=== Supplied records ===
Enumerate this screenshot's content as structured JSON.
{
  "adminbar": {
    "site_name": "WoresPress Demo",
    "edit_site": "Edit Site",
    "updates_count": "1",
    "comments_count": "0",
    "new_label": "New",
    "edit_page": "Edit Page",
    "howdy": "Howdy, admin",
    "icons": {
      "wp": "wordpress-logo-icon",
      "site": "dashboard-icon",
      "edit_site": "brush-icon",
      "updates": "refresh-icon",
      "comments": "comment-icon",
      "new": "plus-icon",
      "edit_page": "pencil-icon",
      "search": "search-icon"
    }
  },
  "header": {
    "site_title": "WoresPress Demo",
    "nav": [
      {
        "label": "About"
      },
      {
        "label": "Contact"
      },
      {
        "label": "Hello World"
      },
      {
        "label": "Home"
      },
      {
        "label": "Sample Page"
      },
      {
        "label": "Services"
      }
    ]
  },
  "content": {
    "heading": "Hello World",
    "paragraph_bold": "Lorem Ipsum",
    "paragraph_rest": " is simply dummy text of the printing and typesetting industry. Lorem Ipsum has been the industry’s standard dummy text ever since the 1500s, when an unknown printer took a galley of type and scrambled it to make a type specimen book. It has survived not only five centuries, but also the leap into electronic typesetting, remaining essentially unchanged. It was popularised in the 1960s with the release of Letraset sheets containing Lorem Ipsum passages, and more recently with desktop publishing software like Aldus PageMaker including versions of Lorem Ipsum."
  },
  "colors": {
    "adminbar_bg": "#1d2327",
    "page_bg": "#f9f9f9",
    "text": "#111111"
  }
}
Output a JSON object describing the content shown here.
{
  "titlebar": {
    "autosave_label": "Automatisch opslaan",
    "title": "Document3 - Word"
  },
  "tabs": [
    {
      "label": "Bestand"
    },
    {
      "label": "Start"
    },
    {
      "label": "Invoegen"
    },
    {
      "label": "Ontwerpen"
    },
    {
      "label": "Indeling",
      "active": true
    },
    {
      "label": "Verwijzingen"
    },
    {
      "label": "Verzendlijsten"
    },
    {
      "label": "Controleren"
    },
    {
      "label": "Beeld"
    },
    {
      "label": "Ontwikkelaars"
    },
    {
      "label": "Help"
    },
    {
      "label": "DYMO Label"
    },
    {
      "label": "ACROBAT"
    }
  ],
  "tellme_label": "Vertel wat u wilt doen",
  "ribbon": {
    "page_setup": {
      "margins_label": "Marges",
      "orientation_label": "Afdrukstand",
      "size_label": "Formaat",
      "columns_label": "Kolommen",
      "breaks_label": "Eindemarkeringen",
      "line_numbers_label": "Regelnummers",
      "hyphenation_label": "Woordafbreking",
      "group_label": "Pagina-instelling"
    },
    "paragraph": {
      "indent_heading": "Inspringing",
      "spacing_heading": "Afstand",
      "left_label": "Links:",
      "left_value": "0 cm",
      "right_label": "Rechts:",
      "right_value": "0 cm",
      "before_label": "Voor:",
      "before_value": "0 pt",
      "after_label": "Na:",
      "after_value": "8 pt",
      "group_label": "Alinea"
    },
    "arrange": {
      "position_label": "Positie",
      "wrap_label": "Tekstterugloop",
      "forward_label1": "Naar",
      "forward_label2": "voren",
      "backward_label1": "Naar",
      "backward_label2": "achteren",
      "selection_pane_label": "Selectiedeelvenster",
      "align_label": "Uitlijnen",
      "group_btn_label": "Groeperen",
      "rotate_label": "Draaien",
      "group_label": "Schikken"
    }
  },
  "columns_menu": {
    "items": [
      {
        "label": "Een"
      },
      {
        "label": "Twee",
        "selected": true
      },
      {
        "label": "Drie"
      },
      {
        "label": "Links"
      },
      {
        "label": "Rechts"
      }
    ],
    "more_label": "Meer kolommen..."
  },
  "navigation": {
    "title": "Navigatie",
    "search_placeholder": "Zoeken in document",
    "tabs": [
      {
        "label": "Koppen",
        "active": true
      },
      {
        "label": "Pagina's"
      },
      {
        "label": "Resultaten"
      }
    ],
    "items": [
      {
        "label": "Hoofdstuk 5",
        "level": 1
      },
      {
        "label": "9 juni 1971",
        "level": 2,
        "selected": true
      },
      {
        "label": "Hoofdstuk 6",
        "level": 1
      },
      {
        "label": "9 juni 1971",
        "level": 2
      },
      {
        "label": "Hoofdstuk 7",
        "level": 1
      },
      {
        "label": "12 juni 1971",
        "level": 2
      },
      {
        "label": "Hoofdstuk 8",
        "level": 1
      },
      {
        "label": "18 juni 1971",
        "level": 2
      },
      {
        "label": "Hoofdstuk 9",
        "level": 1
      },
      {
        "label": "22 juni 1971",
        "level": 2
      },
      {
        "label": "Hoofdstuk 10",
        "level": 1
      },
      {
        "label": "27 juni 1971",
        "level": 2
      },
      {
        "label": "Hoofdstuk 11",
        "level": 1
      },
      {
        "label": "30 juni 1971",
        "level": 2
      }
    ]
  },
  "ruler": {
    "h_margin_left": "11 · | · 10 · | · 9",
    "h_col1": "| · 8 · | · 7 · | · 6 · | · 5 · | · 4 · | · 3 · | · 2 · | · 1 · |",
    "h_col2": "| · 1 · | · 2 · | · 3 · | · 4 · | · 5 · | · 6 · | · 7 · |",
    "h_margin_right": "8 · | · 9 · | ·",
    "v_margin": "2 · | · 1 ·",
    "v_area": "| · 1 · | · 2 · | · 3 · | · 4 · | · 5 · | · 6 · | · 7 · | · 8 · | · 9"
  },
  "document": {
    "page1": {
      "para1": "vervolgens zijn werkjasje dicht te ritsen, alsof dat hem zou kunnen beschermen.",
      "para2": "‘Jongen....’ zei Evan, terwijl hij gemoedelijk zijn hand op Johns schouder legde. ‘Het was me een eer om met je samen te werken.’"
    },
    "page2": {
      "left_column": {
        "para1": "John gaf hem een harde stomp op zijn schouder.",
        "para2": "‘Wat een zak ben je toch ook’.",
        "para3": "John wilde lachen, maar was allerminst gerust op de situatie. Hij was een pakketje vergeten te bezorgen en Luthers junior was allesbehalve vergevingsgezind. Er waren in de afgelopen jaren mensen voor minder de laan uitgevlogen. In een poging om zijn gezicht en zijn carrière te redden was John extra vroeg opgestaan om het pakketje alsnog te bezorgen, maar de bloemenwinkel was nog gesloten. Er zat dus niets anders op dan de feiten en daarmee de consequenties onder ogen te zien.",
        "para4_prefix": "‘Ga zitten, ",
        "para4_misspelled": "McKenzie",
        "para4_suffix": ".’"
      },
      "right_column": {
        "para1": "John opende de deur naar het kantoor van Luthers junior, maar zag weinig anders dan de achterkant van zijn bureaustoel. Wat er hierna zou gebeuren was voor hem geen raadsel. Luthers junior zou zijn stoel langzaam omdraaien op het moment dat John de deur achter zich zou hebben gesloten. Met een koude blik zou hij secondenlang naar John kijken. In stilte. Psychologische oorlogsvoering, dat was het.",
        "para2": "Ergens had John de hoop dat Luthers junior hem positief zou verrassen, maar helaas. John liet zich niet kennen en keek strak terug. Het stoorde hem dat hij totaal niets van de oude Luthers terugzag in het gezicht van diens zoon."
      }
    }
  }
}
===
## To be done
In the entries above, identify each line that includes the string "true", then copy it.

## Exercise solution
      "active": true
        "selected": true
        "active": true
        "selected": true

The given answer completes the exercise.